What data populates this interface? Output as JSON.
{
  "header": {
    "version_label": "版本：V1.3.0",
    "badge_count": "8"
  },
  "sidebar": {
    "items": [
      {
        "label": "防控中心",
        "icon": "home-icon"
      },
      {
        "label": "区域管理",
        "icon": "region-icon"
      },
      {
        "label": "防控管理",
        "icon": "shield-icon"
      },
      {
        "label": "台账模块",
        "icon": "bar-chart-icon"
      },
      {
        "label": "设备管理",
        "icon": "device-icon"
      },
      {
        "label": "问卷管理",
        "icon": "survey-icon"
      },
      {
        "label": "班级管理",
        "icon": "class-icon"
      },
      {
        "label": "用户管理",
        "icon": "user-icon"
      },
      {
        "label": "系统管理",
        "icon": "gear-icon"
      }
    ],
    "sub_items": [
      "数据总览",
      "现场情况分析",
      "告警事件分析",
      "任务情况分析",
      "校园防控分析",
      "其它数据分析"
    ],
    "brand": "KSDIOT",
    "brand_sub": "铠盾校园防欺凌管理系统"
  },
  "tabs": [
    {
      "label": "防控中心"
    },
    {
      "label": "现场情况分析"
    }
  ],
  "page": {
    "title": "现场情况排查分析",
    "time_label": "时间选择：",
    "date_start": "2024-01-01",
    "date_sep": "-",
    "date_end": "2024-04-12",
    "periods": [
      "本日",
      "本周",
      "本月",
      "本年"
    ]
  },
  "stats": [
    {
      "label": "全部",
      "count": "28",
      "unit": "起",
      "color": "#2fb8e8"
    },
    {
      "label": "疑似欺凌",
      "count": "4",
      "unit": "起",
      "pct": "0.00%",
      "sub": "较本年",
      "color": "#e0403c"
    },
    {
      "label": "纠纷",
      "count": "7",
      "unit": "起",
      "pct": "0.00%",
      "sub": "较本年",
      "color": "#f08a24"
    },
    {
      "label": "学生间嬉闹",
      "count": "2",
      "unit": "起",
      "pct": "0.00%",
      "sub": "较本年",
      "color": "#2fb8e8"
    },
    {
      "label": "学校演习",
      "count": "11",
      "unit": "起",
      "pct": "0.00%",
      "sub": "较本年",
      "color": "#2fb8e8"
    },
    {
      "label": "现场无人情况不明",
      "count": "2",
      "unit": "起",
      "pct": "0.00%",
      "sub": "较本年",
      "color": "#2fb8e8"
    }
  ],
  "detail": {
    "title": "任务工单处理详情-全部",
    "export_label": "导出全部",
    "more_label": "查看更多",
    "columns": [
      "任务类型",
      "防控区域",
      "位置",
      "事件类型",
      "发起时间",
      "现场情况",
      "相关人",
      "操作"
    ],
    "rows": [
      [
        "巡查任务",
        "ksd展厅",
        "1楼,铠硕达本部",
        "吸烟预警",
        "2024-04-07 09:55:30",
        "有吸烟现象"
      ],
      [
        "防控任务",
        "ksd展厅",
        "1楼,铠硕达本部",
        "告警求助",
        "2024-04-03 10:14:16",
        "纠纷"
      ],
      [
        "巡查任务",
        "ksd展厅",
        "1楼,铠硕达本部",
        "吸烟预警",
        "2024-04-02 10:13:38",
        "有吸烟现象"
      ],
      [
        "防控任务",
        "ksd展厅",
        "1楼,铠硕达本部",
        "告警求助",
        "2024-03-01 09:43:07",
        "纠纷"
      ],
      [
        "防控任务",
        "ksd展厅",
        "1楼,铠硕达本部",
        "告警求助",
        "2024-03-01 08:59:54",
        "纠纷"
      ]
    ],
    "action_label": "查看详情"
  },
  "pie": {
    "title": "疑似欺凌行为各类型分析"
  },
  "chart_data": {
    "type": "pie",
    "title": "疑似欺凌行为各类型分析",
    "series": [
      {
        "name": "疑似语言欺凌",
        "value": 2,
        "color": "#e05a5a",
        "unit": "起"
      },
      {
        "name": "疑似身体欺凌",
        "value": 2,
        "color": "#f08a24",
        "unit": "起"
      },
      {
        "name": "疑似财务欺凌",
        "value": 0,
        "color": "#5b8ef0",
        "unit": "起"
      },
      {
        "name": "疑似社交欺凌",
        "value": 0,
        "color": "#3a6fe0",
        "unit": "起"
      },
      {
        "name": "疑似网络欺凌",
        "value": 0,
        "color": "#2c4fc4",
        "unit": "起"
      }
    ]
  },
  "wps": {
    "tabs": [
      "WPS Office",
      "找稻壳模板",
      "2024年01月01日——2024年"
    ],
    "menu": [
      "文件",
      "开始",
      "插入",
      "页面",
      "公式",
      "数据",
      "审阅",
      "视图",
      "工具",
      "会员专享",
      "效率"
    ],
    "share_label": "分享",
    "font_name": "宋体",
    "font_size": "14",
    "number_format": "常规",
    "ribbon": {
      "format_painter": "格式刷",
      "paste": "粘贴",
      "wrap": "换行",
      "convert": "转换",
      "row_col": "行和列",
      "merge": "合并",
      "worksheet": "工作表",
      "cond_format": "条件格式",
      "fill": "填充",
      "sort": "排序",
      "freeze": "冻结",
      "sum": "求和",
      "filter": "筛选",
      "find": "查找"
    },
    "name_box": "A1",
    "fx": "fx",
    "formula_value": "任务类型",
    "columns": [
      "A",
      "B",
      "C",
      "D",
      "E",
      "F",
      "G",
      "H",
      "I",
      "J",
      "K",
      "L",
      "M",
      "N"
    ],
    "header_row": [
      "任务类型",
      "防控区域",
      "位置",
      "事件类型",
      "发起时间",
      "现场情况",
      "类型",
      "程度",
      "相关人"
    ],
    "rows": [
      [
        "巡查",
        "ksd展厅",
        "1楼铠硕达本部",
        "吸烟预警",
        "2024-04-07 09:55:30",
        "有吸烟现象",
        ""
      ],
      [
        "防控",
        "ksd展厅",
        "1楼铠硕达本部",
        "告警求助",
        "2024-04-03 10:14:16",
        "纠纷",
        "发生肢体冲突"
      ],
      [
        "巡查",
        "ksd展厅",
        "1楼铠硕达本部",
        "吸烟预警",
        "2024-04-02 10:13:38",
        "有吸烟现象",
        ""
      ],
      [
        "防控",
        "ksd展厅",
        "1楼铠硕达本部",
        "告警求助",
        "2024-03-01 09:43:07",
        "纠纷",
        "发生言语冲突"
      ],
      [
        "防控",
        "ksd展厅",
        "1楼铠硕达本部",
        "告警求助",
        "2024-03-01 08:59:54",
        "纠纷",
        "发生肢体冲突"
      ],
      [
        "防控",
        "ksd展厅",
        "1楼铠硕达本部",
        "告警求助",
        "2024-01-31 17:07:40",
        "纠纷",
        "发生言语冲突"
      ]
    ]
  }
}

------

• **Brief**: Repeat the material from above exactly, word for word.

• **Expected answer**:
What data populates this interface? Output as JSON.
{
  "header": {
    "version_label": "版本：V1.3.0",
    "badge_count": "8"
  },
  "sidebar": {
    "items": [
      {
        "label": "防控中心",
        "icon": "home-icon"
      },
      {
        "label": "区域管理",
        "icon": "region-icon"
      },
      {
        "label": "防控管理",
        "icon": "shield-icon"
      },
      {
        "label": "台账模块",
        "icon": "bar-chart-icon"
      },
      {
        "label": "设备管理",
        "icon": "device-icon"
      },
      {
        "label": "问卷管理",
        "icon": "survey-icon"
      },
      {
        "label": "班级管理",
        "icon": "class-icon"
      },
      {
        "label": "用户管理",
        "icon": "user-icon"
      },
      {
        "label": "系统管理",
        "icon": "gear-icon"
      }
    ],
    "sub_items": [
      "数据总览",
      "现场情况分析",
      "告警事件分析",
      "任务情况分析",
      "校园防控分析",
      "其它数据分析"
    ],
    "brand": "KSDIOT",
    "brand_sub": "铠盾校园防欺凌管理系统"
  },
  "tabs": [
    {
      "label": "防控中心"
    },
    {
      "label": "现场情况分析"
    }
  ],
  "page": {
    "title": "现场情况排查分析",
    "time_label": "时间选择：",
    "date_start": "2024-01-01",
    "date_sep": "-",
    "date_end": "2024-04-12",
    "periods": [
      "本日",
      "本周",
      "本月",
      "本年"
    ]
  },
  "stats": [
    {
      "label": "全部",
      "count": "28",
      "unit": "起",
      "color": "#2fb8e8"
    },
    {
      "label": "疑似欺凌",
      "count": "4",
      "unit": "起",
      "pct": "0.00%",
      "sub": "较本年",
      "color": "#e0403c"
    },
    {
      "label": "纠纷",
      "count": "7",
      "unit": "起",
      "pct": "0.00%",
      "sub": "较本年",
      "color": "#f08a24"
    },
    {
      "label": "学生间嬉闹",
      "count": "2",
      "unit": "起",
      "pct": "0.00%",
      "sub": "较本年",
      "color": "#2fb8e8"
    },
    {
      "label": "学校演习",
      "count": "11",
      "unit": "起",
      "pct": "0.00%",
      "sub": "较本年",
      "color": "#2fb8e8"
    },
    {
      "label": "现场无人情况不明",
      "count": "2",
      "unit": "起",
      "pct": "0.00%",
      "sub": "较本年",
      "color": "#2fb8e8"
    }
  ],
  "detail": {
    "title": "任务工单处理详情-全部",
    "export_label": "导出全部",
    "more_label": "查看更多",
    "columns": [
      "任务类型",
      "防控区域",
      "位置",
      "事件类型",
      "发起时间",
      "现场情况",
      "相关人",
      "操作"
    ],
    "rows": [
      [
        "巡查任务",
        "ksd展厅",
        "1楼,铠硕达本部",
        "吸烟预警",
        "2024-04-07 09:55:30",
        "有吸烟现象"
      ],
      [
        "防控任务",
        "ksd展厅",
        "1楼,铠硕达本部",
        "告警求助",
        "2024-04-03 10:14:16",
        "纠纷"
      ],
      [
        "巡查任务",
        "ksd展厅",
        "1楼,铠硕达本部",
        "吸烟预警",
        "2024-04-02 10:13:38",
        "有吸烟现象"
      ],
      [
        "防控任务",
        "ksd展厅",
        "1楼,铠硕达本部",
        "告警求助",
        "2024-03-01 09:43:07",
        "纠纷"
      ],
      [
        "防控任务",
        "ksd展厅",
        "1楼,铠硕达本部",
        "告警求助",
        "2024-03-01 08:59:54",
        "纠纷"
      ]
    ],
    "action_label": "查看详情"
  },
  "pie": {
    "title": "疑似欺凌行为各类型分析"
  },
  "chart_data": {
    "type": "pie",
    "title": "疑似欺凌行为各类型分析",
    "series": [
      {
        "name": "疑似语言欺凌",
        "value": 2,
        "color": "#e05a5a",
        "unit": "起"
      },
      {
        "name": "疑似身体欺凌",
        "value": 2,
        "color": "#f08a24",
        "unit": "起"
      },
      {
        "name": "疑似财务欺凌",
        "value": 0,
        "color": "#5b8ef0",
        "unit": "起"
      },
      {
        "name": "疑似社交欺凌",
        "value": 0,
        "color": "#3a6fe0",
        "unit": "起"
      },
      {
        "name": "疑似网络欺凌",
        "value": 0,
        "color": "#2c4fc4",
        "unit": "起"
      }
    ]
  },
  "wps": {
    "tabs": [
      "WPS Office",
      "找稻壳模板",
      "2024年01月01日——2024年"
    ],
    "menu": [
      "文件",
      "开始",
      "插入",
      "页面",
      "公式",
      "数据",
      "审阅",
      "视图",
      "工具",
      "会员专享",
      "效率"
    ],
    "share_label": "分享",
    "font_name": "宋体",
    "font_size": "14",
    "number_format": "常规",
    "ribbon": {
      "format_painter": "格式刷",
      "paste": "粘贴",
      "wrap": "换行",
      "convert": "转换",
      "row_col": "行和列",
      "merge": "合并",
      "worksheet": "工作表",
      "cond_format": "条件格式",
      "fill": "填充",
      "sort": "排序",
      "freeze": "冻结",
      "sum": "求和",
      "filter": "筛选",
      "find": "查找"
    },
    "name_box": "A1",
    "fx": "fx",
    "formula_value": "任务类型",
    "columns": [
      "A",
      "B",
      "C",
      "D",
      "E",
      "F",
      "G",
      "H",
      "I",
      "J",
      "K",
      "L",
      "M",
      "N"
    ],
    "header_row": [
      "任务类型",
      "防控区域",
      "位置",
      "事件类型",
      "发起时间",
      "现场情况",
      "类型",
      "程度",
      "相关人"
    ],
    "rows": [
      [
        "巡查",
        "ksd展厅",
        "1楼铠硕达本部",
        "吸烟预警",
        "2024-04-07 09:55:30",
        "有吸烟现象",
        ""
      ],
      [
        "防控",
        "ksd展厅",
        "1楼铠硕达本部",
        "告警求助",
        "2024-04-03 10:14:16",
        "纠纷",
        "发生肢体冲突"
      ],
      [
        "巡查",
        "ksd展厅",
        "1楼铠硕达本部",
        "吸烟预警",
        "2024-04-02 10:13:38",
        "有吸烟现象",
        ""
      ],
      [
        "防控",
        "ksd展厅",
        "1楼铠硕达本部",
        "告警求助",
        "2024-03-01 09:43:07",
        "纠纷",
        "发生言语冲突"
      ],
      [
        "防控",
        "ksd展厅",
        "1楼铠硕达本部",
        "告警求助",
        "2024-03-01 08:59:54",
        "纠纷",
        "发生肢体冲突"
      ],
      [
        "防控",
        "ksd展厅",
        "1楼铠硕达本部",
        "告警求助",
        "2024-01-31 17:07:40",
        "纠纷",
        "发生言语冲突"
      ]
    ]
  }
}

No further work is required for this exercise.